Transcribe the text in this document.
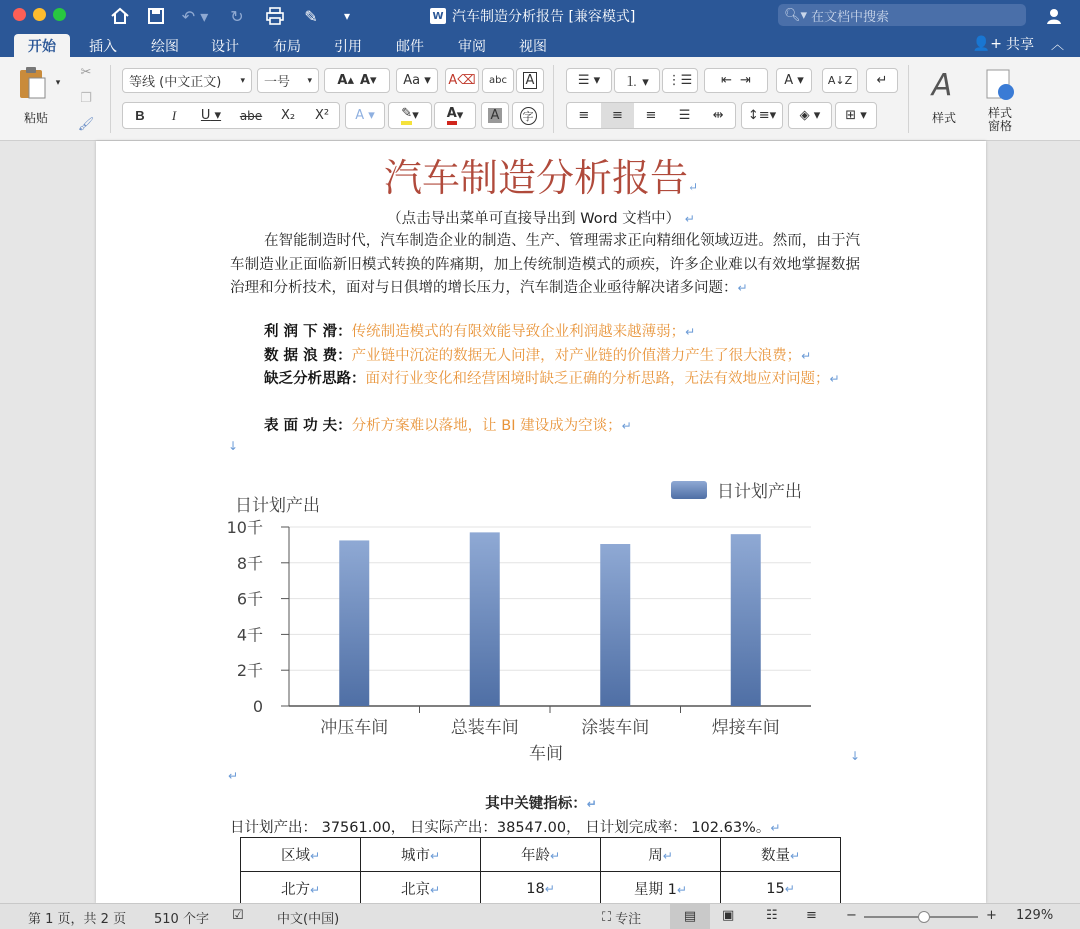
↶ ▾	↻	✎	▾	W 汽车制造分析报告 [兼容模式]	🔍︎▾ 在文档中搜索
开始	插入	绘图	设计	布局	引用	邮件	审阅	视图	👤+ 共享 ︿
▾
粘贴
✂
❐
🖌︎
等线 (中文正文) ▾ 一号 ▾ A▴ A▾	Aa ▾	A⌫	abc	A
B	I	U ▾	abe	X₂	X²	A ▾	✎ ▾	A ▾	A 字
☰ ▾	⒈ ▾	⋮☰	⇤ ⇥	A ▾	A↓Z	↵
≡	≡	≡	☰	⇹	↕≡▾	◈ ▾	⊞ ▾
A
样式	样式
窗格
汽车制造分析报告↵
（点击导出菜单可直接导出到 Word 文档中） ↵
在智能制造时代，汽车制造企业的制造、生产、管理需求正向精细化领域迈进。然而，由于汽车制造业正面临新旧模式转换的阵痛期，加上传统制造模式的顽疾，许多企业难以有效地掌握数据治理和分析技术，面对与日俱增的增长压力，汽车制造企业亟待解决诸多问题：↵
利 润 下 滑：传统制造模式的有限效能导致企业利润越来越薄弱；↵
数 据 浪 费：产业链中沉淀的数据无人问津，对产业链的价值潜力产生了很大浪费；↵
缺乏分析思路：面对行业变化和经营困境时缺乏正确的分析思路，无法有效地应对问题；↵
表 面 功 夫：分析方案难以落地，让 BI 建设成为空谈；↵
↓
日计划产出
日计划产出
0
2千
4千
6千
8千
10千
冲压车间	总装车间	涂装车间	焊接车间
车间	↓
↵
其中关键指标：↵
日计划产出： 37561.00， 日实际产出：38547.00， 日计划完成率： 102.63%。↵
区域↵	城市↵	年龄↵	周↵	数量↵
北方↵	北京↵	18↵	星期 1↵	15↵
第 1 页，共 2 页 510 个字 ☑	中文(中国)	⛶ 专注	▤	▣ ☷ ≡ −	+ 129%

WHAT TO PRODUCE
Copy out all of the data word for word. Do not carry over any picture.

RESPONSE BELOW
Transcribe the text in this document.
↶ ▾	↻	✎	▾	W 汽车制造分析报告 [兼容模式]	🔍︎▾ 在文档中搜索
开始	插入	绘图	设计	布局	引用	邮件	审阅	视图	👤+ 共享 ︿
▾
粘贴
✂
❐
🖌︎
等线 (中文正文) ▾ 一号 ▾ A▴ A▾	Aa ▾	A⌫	abc	A
B	I	U ▾	abe	X₂	X²	A ▾	✎ ▾	A ▾	A 字
☰ ▾	⒈ ▾	⋮☰	⇤ ⇥	A ▾	A↓Z	↵
≡	≡	≡	☰	⇹	↕≡▾	◈ ▾	⊞ ▾
A
样式	样式
窗格
汽车制造分析报告↵
（点击导出菜单可直接导出到 Word 文档中） ↵
在智能制造时代，汽车制造企业的制造、生产、管理需求正向精细化领域迈进。然而，由于汽车制造业正面临新旧模式转换的阵痛期，加上传统制造模式的顽疾，许多企业难以有效地掌握数据治理和分析技术，面对与日俱增的增长压力，汽车制造企业亟待解决诸多问题：↵
利 润 下 滑：传统制造模式的有限效能导致企业利润越来越薄弱；↵
数 据 浪 费：产业链中沉淀的数据无人问津，对产业链的价值潜力产生了很大浪费；↵
缺乏分析思路：面对行业变化和经营困境时缺乏正确的分析思路，无法有效地应对问题；↵
表 面 功 夫：分析方案难以落地，让 BI 建设成为空谈；↵
↓
日计划产出
日计划产出
0
2千
4千
6千
8千
10千
冲压车间	总装车间	涂装车间	焊接车间
车间	↓
↵
其中关键指标：↵
日计划产出： 37561.00， 日实际产出：38547.00， 日计划完成率： 102.63%。↵
区域↵	城市↵	年龄↵	周↵	数量↵
北方↵	北京↵	18↵	星期 1↵	15↵
第 1 页，共 2 页 510 个字 ☑	中文(中国)	⛶ 专注	▤	▣ ☷ ≡ −	+ 129%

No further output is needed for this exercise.